Where a line contains the word "Accumulated", copy that line.

-- START --

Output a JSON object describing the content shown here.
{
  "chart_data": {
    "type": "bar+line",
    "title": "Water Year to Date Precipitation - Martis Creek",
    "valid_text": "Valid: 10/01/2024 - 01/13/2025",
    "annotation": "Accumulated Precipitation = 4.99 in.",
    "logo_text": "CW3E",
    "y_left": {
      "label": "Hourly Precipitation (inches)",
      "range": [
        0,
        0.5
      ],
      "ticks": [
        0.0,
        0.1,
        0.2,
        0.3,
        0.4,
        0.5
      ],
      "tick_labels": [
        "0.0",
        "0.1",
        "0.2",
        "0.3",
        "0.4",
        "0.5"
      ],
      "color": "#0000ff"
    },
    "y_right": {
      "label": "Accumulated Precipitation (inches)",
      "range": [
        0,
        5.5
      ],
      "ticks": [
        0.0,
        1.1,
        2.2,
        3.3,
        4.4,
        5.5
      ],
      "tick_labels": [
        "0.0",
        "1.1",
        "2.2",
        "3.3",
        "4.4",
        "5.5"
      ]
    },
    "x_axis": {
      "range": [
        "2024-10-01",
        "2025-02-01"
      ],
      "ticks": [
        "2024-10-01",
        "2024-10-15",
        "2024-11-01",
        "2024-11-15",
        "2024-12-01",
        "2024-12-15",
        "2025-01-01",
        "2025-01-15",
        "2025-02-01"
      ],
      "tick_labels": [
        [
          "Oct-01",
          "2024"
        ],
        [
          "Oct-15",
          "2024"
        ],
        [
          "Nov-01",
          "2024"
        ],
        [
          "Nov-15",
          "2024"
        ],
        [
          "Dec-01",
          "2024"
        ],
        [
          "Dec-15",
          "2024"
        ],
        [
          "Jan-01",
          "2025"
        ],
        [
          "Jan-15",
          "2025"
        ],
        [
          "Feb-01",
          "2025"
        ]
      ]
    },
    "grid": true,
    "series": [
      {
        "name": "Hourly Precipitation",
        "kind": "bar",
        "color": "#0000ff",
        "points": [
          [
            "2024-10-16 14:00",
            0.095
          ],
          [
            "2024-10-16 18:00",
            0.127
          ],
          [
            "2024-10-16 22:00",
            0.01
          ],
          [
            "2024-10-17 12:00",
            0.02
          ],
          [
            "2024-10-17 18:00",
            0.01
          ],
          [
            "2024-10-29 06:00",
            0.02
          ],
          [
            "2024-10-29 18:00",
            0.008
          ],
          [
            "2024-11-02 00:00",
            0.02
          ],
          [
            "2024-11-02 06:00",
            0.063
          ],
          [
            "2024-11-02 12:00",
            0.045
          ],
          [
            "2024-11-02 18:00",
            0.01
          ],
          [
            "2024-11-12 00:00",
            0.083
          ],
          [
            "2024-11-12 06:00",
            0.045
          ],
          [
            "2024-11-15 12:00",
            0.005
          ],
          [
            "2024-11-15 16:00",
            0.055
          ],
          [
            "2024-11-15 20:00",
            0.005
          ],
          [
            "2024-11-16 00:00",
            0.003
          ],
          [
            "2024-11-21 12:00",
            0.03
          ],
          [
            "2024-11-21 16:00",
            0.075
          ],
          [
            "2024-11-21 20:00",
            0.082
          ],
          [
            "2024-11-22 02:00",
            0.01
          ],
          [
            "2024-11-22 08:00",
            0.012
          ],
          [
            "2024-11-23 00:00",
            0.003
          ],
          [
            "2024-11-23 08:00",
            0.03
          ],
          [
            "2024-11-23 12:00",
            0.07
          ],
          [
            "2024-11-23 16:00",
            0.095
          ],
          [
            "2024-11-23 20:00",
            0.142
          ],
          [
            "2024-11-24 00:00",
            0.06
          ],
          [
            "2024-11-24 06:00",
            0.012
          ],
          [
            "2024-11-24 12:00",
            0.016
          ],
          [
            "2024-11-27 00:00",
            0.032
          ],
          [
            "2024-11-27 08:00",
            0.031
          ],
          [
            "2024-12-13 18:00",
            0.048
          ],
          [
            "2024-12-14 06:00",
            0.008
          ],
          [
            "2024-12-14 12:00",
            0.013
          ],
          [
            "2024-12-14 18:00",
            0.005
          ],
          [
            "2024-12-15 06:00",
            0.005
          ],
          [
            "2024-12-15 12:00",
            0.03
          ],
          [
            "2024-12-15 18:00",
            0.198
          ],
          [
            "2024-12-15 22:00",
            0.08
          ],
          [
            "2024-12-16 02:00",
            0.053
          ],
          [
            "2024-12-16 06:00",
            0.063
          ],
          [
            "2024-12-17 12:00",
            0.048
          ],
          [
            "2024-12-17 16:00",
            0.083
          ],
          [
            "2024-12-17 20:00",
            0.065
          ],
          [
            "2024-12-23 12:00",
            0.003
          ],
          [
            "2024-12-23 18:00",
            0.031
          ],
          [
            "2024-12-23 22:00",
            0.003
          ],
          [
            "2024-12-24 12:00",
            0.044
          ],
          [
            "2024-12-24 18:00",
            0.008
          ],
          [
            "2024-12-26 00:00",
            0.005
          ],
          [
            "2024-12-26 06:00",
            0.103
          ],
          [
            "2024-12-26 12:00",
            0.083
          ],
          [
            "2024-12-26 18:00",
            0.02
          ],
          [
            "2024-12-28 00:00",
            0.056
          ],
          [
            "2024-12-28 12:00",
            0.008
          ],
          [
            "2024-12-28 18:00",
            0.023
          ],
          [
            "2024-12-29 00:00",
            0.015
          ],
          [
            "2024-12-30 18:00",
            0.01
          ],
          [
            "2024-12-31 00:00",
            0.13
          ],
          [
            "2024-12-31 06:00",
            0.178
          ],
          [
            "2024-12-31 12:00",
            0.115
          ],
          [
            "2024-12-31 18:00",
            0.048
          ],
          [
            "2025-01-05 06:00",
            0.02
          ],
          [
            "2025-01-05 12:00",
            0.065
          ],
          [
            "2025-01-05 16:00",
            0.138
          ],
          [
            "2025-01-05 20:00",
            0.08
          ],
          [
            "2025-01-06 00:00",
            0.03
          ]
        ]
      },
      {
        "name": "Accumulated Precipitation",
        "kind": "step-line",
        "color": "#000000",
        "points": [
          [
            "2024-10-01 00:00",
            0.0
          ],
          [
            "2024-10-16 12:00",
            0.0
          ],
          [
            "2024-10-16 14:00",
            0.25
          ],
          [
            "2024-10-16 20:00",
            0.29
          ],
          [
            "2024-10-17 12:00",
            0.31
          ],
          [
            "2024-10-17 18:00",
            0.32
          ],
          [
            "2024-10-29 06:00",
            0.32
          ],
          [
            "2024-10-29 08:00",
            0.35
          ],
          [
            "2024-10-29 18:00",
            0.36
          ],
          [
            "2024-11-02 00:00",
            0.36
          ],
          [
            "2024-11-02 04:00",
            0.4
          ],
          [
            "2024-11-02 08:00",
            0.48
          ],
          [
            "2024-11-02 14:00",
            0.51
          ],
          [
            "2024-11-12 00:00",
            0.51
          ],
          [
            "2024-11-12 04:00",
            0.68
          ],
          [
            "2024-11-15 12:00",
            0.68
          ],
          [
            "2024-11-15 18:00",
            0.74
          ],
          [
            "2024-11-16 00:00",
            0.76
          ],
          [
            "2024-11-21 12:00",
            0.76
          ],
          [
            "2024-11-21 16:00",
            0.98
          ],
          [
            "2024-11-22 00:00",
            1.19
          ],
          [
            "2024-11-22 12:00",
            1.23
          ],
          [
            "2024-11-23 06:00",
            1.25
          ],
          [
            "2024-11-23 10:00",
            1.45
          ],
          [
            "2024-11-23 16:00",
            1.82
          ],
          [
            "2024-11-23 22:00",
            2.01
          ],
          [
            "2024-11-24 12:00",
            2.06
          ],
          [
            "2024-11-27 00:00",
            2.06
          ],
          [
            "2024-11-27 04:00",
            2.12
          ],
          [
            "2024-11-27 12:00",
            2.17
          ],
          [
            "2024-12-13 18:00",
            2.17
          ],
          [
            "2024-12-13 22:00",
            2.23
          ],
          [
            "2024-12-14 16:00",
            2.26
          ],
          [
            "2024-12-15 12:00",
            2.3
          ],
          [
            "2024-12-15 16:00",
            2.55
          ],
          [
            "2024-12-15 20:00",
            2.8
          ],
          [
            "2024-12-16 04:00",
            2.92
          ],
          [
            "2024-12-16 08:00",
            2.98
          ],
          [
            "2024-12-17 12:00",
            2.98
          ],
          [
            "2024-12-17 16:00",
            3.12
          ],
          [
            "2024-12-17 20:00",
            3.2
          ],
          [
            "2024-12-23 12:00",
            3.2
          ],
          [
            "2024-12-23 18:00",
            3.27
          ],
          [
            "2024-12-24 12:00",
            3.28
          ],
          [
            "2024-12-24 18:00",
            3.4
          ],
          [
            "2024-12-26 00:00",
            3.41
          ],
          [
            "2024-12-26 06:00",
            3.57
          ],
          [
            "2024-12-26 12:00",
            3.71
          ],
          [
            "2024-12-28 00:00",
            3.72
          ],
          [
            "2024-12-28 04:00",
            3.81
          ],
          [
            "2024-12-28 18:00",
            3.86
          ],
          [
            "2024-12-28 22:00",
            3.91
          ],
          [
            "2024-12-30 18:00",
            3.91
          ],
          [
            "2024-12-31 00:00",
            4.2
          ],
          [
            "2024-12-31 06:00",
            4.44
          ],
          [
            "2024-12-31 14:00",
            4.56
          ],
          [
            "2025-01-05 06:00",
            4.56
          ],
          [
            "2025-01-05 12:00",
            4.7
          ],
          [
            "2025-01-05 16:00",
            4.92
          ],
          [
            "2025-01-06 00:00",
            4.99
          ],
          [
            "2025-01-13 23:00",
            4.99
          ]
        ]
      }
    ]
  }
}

-- END --

The solution>
    "annotation": "Accumulated Precipitation = 4.99 in.",
      "label": "Accumulated Precipitation (inches)",
        "name": "Accumulated Precipitation",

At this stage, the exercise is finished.